Data listing:
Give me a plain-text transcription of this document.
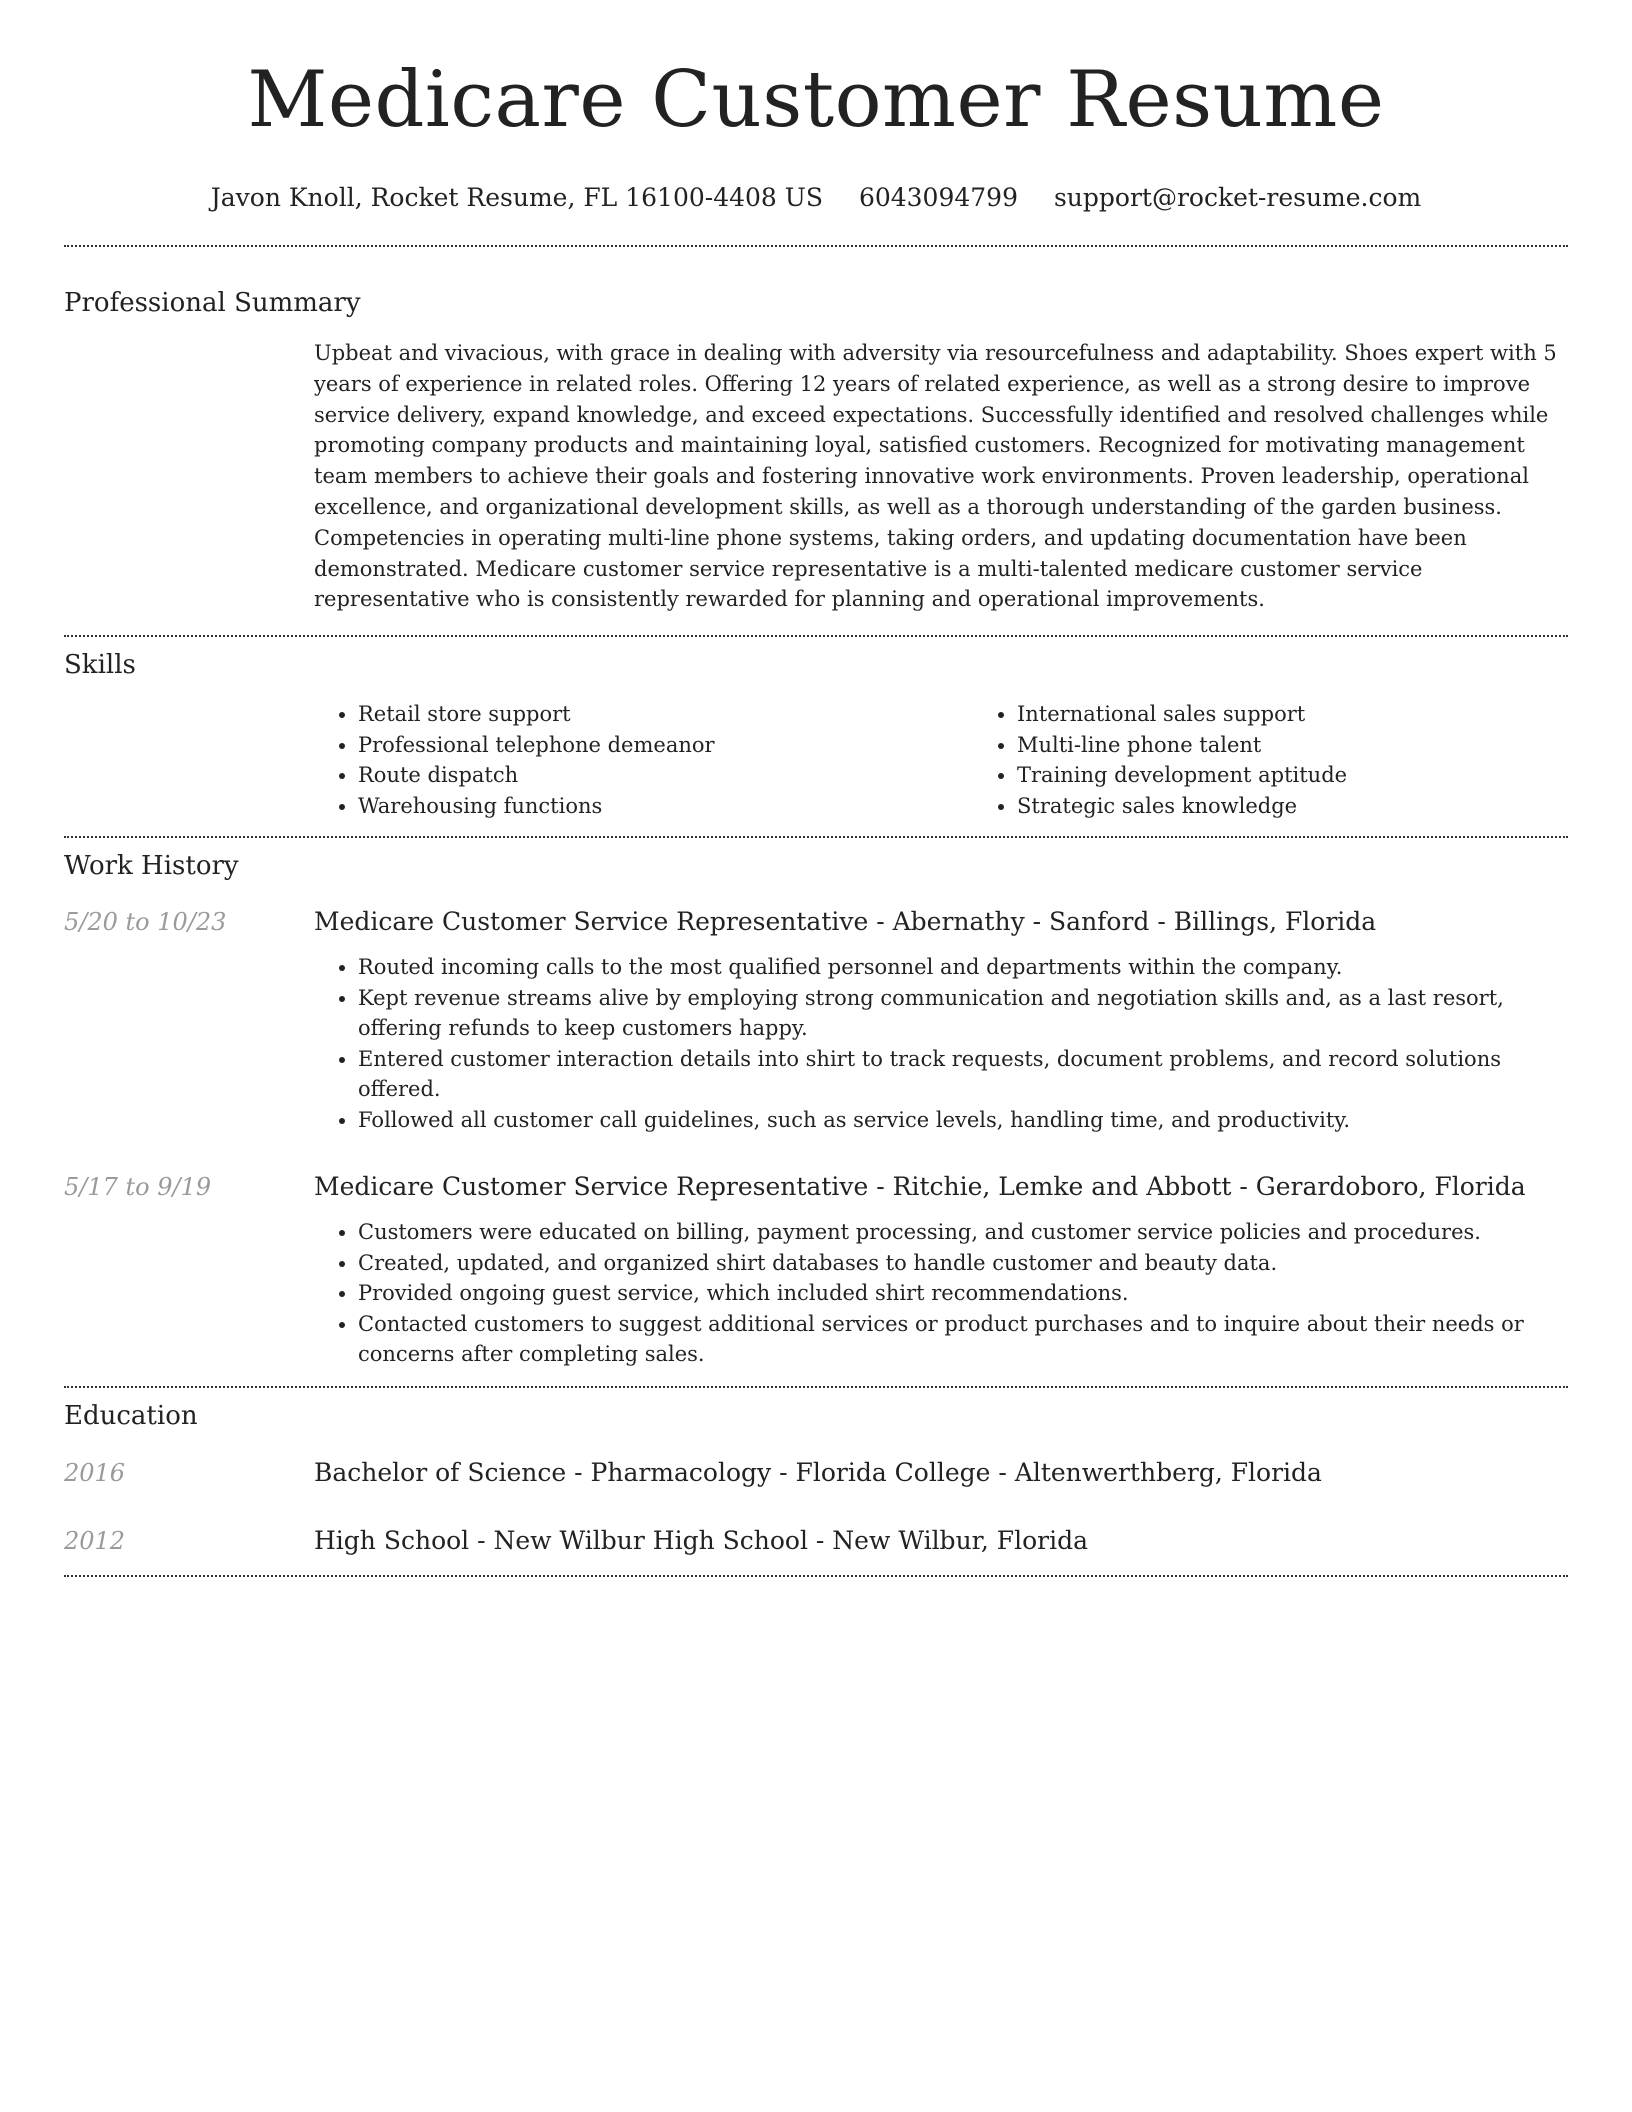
Medicare Customer Resume
Javon Knoll, Rocket Resume, FL 16100-4408 US 6043094799 support@rocket-resume.com
Professional Summary

Upbeat and vivacious, with grace in dealing with adversity via resourcefulness and adaptability. Shoes expert with 5 years of experience in related roles. Offering 12 years of related experience, as well as a strong desire to improve service delivery, expand knowledge, and exceed expectations. Successfully identified and resolved challenges while promoting company products and maintaining loyal, satisfied customers. Recognized for motivating management team members to achieve their goals and fostering innovative work environments. Proven leadership, operational excellence, and organizational development skills, as well as a thorough understanding of the garden business. Competencies in operating multi-line phone systems, taking orders, and updating documentation have been demonstrated. Medicare customer service representative is a multi-talented medicare customer service representative who is consistently rewarded for planning and operational improvements.

Skills
• Retail store support
• Professional telephone demeanor
• Route dispatch
• Warehousing functions
• International sales support
• Multi-line phone talent
• Training development aptitude
• Strategic sales knowledge
Work History
5/20 to 10/23	Medicare Customer Service Representative - Abernathy - Sanford - Billings, Florida
• Routed incoming calls to the most qualified personnel and departments within the company.
• Kept revenue streams alive by employing strong communication and negotiation skills and, as a last resort, offering refunds to keep customers happy.
• Entered customer interaction details into shirt to track requests, document problems, and record solutions offered.
• Followed all customer call guidelines, such as service levels, handling time, and productivity.
5/17 to 9/19	Medicare Customer Service Representative - Ritchie, Lemke and Abbott - Gerardoboro, Florida
• Customers were educated on billing, payment processing, and customer service policies and procedures.
• Created, updated, and organized shirt databases to handle customer and beauty data.
• Provided ongoing guest service, which included shirt recommendations.
• Contacted customers to suggest additional services or product purchases and to inquire about their needs or concerns after completing sales.
Education
2016	Bachelor of Science - Pharmacology - Florida College - Altenwerthberg, Florida
2012	High School - New Wilbur High School - New Wilbur, Florida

Work to do: Transcribe each line above verbatim, with the pictures left out.

Correct response:
Give me a plain-text transcription of this document.
Medicare Customer Resume
Javon Knoll, Rocket Resume, FL 16100-4408 US 6043094799 support@rocket-resume.com
Professional Summary

Upbeat and vivacious, with grace in dealing with adversity via resourcefulness and adaptability. Shoes expert with 5 years of experience in related roles. Offering 12 years of related experience, as well as a strong desire to improve service delivery, expand knowledge, and exceed expectations. Successfully identified and resolved challenges while promoting company products and maintaining loyal, satisfied customers. Recognized for motivating management team members to achieve their goals and fostering innovative work environments. Proven leadership, operational excellence, and organizational development skills, as well as a thorough understanding of the garden business. Competencies in operating multi-line phone systems, taking orders, and updating documentation have been demonstrated. Medicare customer service representative is a multi-talented medicare customer service representative who is consistently rewarded for planning and operational improvements.

Skills
• Retail store support
• Professional telephone demeanor
• Route dispatch
• Warehousing functions
• International sales support
• Multi-line phone talent
• Training development aptitude
• Strategic sales knowledge
Work History
5/20 to 10/23	Medicare Customer Service Representative - Abernathy - Sanford - Billings, Florida
• Routed incoming calls to the most qualified personnel and departments within the company.
• Kept revenue streams alive by employing strong communication and negotiation skills and, as a last resort, offering refunds to keep customers happy.
• Entered customer interaction details into shirt to track requests, document problems, and record solutions offered.
• Followed all customer call guidelines, such as service levels, handling time, and productivity.
5/17 to 9/19	Medicare Customer Service Representative - Ritchie, Lemke and Abbott - Gerardoboro, Florida
• Customers were educated on billing, payment processing, and customer service policies and procedures.
• Created, updated, and organized shirt databases to handle customer and beauty data.
• Provided ongoing guest service, which included shirt recommendations.
• Contacted customers to suggest additional services or product purchases and to inquire about their needs or concerns after completing sales.
Education
2016	Bachelor of Science - Pharmacology - Florida College - Altenwerthberg, Florida
2012	High School - New Wilbur High School - New Wilbur, Florida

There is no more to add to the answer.